SUPPLIED DATA:
--- Begin ---

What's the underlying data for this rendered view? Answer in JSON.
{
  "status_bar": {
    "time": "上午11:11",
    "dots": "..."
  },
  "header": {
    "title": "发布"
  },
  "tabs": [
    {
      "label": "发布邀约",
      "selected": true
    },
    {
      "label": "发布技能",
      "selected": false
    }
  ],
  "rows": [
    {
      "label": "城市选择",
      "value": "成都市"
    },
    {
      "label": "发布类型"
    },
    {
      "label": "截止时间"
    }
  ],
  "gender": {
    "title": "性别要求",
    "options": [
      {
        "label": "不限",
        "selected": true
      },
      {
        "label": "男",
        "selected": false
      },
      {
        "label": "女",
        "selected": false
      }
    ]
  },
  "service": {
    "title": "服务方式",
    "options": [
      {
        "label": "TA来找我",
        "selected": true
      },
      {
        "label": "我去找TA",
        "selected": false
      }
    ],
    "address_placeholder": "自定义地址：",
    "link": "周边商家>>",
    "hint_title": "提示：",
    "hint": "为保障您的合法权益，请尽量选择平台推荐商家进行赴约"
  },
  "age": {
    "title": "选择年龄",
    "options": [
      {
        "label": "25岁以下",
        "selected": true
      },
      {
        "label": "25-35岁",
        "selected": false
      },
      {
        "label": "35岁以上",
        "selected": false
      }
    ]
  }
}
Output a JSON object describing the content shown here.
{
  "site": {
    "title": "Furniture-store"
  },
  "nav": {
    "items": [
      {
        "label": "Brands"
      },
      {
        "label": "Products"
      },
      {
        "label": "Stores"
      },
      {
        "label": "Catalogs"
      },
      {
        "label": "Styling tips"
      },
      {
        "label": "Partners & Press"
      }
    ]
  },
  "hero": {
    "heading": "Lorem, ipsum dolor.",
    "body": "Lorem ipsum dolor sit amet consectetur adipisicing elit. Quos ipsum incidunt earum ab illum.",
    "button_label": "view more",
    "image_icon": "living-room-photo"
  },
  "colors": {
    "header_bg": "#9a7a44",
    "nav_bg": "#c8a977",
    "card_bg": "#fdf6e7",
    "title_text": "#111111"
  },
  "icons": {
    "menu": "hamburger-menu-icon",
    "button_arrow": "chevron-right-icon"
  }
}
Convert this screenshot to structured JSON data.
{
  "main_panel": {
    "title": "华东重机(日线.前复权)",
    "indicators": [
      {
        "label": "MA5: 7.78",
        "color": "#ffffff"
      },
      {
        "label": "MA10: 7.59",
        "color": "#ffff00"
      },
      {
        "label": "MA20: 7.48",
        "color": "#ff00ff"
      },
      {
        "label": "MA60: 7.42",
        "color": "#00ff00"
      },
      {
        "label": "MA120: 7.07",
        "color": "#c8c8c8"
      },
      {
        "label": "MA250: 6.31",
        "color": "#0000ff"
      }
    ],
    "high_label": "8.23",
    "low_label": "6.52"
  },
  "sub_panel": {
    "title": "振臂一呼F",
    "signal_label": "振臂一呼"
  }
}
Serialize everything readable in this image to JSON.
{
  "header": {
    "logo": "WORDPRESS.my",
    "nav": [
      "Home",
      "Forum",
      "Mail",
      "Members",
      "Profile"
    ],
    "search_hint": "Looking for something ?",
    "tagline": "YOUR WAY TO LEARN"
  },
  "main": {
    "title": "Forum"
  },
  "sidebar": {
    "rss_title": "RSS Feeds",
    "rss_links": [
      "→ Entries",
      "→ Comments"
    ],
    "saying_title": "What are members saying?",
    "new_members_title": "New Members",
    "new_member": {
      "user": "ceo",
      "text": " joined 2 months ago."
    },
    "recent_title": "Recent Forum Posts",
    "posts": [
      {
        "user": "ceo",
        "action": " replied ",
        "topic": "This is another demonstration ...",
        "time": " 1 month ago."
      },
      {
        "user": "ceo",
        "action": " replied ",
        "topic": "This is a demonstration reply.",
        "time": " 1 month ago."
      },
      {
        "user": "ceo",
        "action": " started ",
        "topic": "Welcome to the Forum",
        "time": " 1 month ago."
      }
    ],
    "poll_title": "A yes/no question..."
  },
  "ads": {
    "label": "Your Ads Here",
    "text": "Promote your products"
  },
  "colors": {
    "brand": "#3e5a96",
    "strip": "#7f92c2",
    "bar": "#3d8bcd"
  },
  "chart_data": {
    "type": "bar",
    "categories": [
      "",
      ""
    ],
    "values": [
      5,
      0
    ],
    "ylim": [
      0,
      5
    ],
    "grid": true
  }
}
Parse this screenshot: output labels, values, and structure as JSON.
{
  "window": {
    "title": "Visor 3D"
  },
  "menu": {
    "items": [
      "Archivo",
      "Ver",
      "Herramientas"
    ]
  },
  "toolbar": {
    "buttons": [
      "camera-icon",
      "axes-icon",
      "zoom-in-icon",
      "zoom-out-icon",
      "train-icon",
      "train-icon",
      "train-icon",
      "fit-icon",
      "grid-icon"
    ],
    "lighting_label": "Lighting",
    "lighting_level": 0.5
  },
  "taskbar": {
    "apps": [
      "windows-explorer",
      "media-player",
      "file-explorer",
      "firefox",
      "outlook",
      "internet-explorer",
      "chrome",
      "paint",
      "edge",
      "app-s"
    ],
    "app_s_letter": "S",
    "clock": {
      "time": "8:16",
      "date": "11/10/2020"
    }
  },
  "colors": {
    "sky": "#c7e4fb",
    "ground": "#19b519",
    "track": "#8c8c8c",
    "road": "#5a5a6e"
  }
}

--- End ---

STATED GOAL:
Type out the full listing again, exactly as given.

RESULT OF THIS EXERCISE:
What's the underlying data for this rendered view? Answer in JSON.
{
  "status_bar": {
    "time": "上午11:11",
    "dots": "..."
  },
  "header": {
    "title": "发布"
  },
  "tabs": [
    {
      "label": "发布邀约",
      "selected": true
    },
    {
      "label": "发布技能",
      "selected": false
    }
  ],
  "rows": [
    {
      "label": "城市选择",
      "value": "成都市"
    },
    {
      "label": "发布类型"
    },
    {
      "label": "截止时间"
    }
  ],
  "gender": {
    "title": "性别要求",
    "options": [
      {
        "label": "不限",
        "selected": true
      },
      {
        "label": "男",
        "selected": false
      },
      {
        "label": "女",
        "selected": false
      }
    ]
  },
  "service": {
    "title": "服务方式",
    "options": [
      {
        "label": "TA来找我",
        "selected": true
      },
      {
        "label": "我去找TA",
        "selected": false
      }
    ],
    "address_placeholder": "自定义地址：",
    "link": "周边商家>>",
    "hint_title": "提示：",
    "hint": "为保障您的合法权益，请尽量选择平台推荐商家进行赴约"
  },
  "age": {
    "title": "选择年龄",
    "options": [
      {
        "label": "25岁以下",
        "selected": true
      },
      {
        "label": "25-35岁",
        "selected": false
      },
      {
        "label": "35岁以上",
        "selected": false
      }
    ]
  }
}
Output a JSON object describing the content shown here.
{
  "site": {
    "title": "Furniture-store"
  },
  "nav": {
    "items": [
      {
        "label": "Brands"
      },
      {
        "label": "Products"
      },
      {
        "label": "Stores"
      },
      {
        "label": "Catalogs"
      },
      {
        "label": "Styling tips"
      },
      {
        "label": "Partners & Press"
      }
    ]
  },
  "hero": {
    "heading": "Lorem, ipsum dolor.",
    "body": "Lorem ipsum dolor sit amet consectetur adipisicing elit. Quos ipsum incidunt earum ab illum.",
    "button_label": "view more",
    "image_icon": "living-room-photo"
  },
  "colors": {
    "header_bg": "#9a7a44",
    "nav_bg": "#c8a977",
    "card_bg": "#fdf6e7",
    "title_text": "#111111"
  },
  "icons": {
    "menu": "hamburger-menu-icon",
    "button_arrow": "chevron-right-icon"
  }
}
Convert this screenshot to structured JSON data.
{
  "main_panel": {
    "title": "华东重机(日线.前复权)",
    "indicators": [
      {
        "label": "MA5: 7.78",
        "color": "#ffffff"
      },
      {
        "label": "MA10: 7.59",
        "color": "#ffff00"
      },
      {
        "label": "MA20: 7.48",
        "color": "#ff00ff"
      },
      {
        "label": "MA60: 7.42",
        "color": "#00ff00"
      },
      {
        "label": "MA120: 7.07",
        "color": "#c8c8c8"
      },
      {
        "label": "MA250: 6.31",
        "color": "#0000ff"
      }
    ],
    "high_label": "8.23",
    "low_label": "6.52"
  },
  "sub_panel": {
    "title": "振臂一呼F",
    "signal_label": "振臂一呼"
  }
}
Serialize everything readable in this image to JSON.
{
  "header": {
    "logo": "WORDPRESS.my",
    "nav": [
      "Home",
      "Forum",
      "Mail",
      "Members",
      "Profile"
    ],
    "search_hint": "Looking for something ?",
    "tagline": "YOUR WAY TO LEARN"
  },
  "main": {
    "title": "Forum"
  },
  "sidebar": {
    "rss_title": "RSS Feeds",
    "rss_links": [
      "→ Entries",
      "→ Comments"
    ],
    "saying_title": "What are members saying?",
    "new_members_title": "New Members",
    "new_member": {
      "user": "ceo",
      "text": " joined 2 months ago."
    },
    "recent_title": "Recent Forum Posts",
    "posts": [
      {
        "user": "ceo",
        "action": " replied ",
        "topic": "This is another demonstration ...",
        "time": " 1 month ago."
      },
      {
        "user": "ceo",
        "action": " replied ",
        "topic": "This is a demonstration reply.",
        "time": " 1 month ago."
      },
      {
        "user": "ceo",
        "action": " started ",
        "topic": "Welcome to the Forum",
        "time": " 1 month ago."
      }
    ],
    "poll_title": "A yes/no question..."
  },
  "ads": {
    "label": "Your Ads Here",
    "text": "Promote your products"
  },
  "colors": {
    "brand": "#3e5a96",
    "strip": "#7f92c2",
    "bar": "#3d8bcd"
  },
  "chart_data": {
    "type": "bar",
    "categories": [
      "",
      ""
    ],
    "values": [
      5,
      0
    ],
    "ylim": [
      0,
      5
    ],
    "grid": true
  }
}
Parse this screenshot: output labels, values, and structure as JSON.
{
  "window": {
    "title": "Visor 3D"
  },
  "menu": {
    "items": [
      "Archivo",
      "Ver",
      "Herramientas"
    ]
  },
  "toolbar": {
    "buttons": [
      "camera-icon",
      "axes-icon",
      "zoom-in-icon",
      "zoom-out-icon",
      "train-icon",
      "train-icon",
      "train-icon",
      "fit-icon",
      "grid-icon"
    ],
    "lighting_label": "Lighting",
    "lighting_level": 0.5
  },
  "taskbar": {
    "apps": [
      "windows-explorer",
      "media-player",
      "file-explorer",
      "firefox",
      "outlook",
      "internet-explorer",
      "chrome",
      "paint",
      "edge",
      "app-s"
    ],
    "app_s_letter": "S",
    "clock": {
      "time": "8:16",
      "date": "11/10/2020"
    }
  },
  "colors": {
    "sky": "#c7e4fb",
    "ground": "#19b519",
    "track": "#8c8c8c",
    "road": "#5a5a6e"
  }
}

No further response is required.